_Requirement:_ Search the material for "系统的测试" and show all lines that contain it.

_Recorded information:_
- - -

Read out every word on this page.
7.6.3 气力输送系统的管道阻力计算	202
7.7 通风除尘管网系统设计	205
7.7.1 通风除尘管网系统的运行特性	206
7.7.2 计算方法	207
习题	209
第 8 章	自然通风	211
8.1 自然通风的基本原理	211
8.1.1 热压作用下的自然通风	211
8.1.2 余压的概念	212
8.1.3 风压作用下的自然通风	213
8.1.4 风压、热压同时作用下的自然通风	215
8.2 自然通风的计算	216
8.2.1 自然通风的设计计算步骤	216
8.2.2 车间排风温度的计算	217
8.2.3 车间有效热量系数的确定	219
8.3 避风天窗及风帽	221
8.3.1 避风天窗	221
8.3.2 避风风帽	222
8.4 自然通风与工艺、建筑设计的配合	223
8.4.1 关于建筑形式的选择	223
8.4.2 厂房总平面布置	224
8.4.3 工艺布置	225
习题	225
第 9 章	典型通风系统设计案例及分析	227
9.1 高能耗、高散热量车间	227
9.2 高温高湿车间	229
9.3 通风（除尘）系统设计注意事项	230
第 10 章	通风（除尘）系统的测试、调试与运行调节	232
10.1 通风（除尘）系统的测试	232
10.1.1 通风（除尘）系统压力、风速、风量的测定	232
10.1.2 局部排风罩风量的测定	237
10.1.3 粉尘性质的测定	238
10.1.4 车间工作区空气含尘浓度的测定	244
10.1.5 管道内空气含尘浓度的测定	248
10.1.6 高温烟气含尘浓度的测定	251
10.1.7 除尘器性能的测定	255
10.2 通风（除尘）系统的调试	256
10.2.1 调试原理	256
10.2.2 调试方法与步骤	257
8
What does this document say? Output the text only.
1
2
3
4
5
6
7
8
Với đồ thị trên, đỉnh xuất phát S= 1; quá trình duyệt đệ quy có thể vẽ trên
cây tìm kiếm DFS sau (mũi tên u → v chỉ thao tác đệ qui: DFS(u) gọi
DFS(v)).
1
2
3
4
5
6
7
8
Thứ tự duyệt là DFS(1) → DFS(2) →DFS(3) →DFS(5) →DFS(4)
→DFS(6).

- - -

_Output of the task:_
第 10 章	通风（除尘）系统的测试、调试与运行调节	232
10.1 通风（除尘）系统的测试	232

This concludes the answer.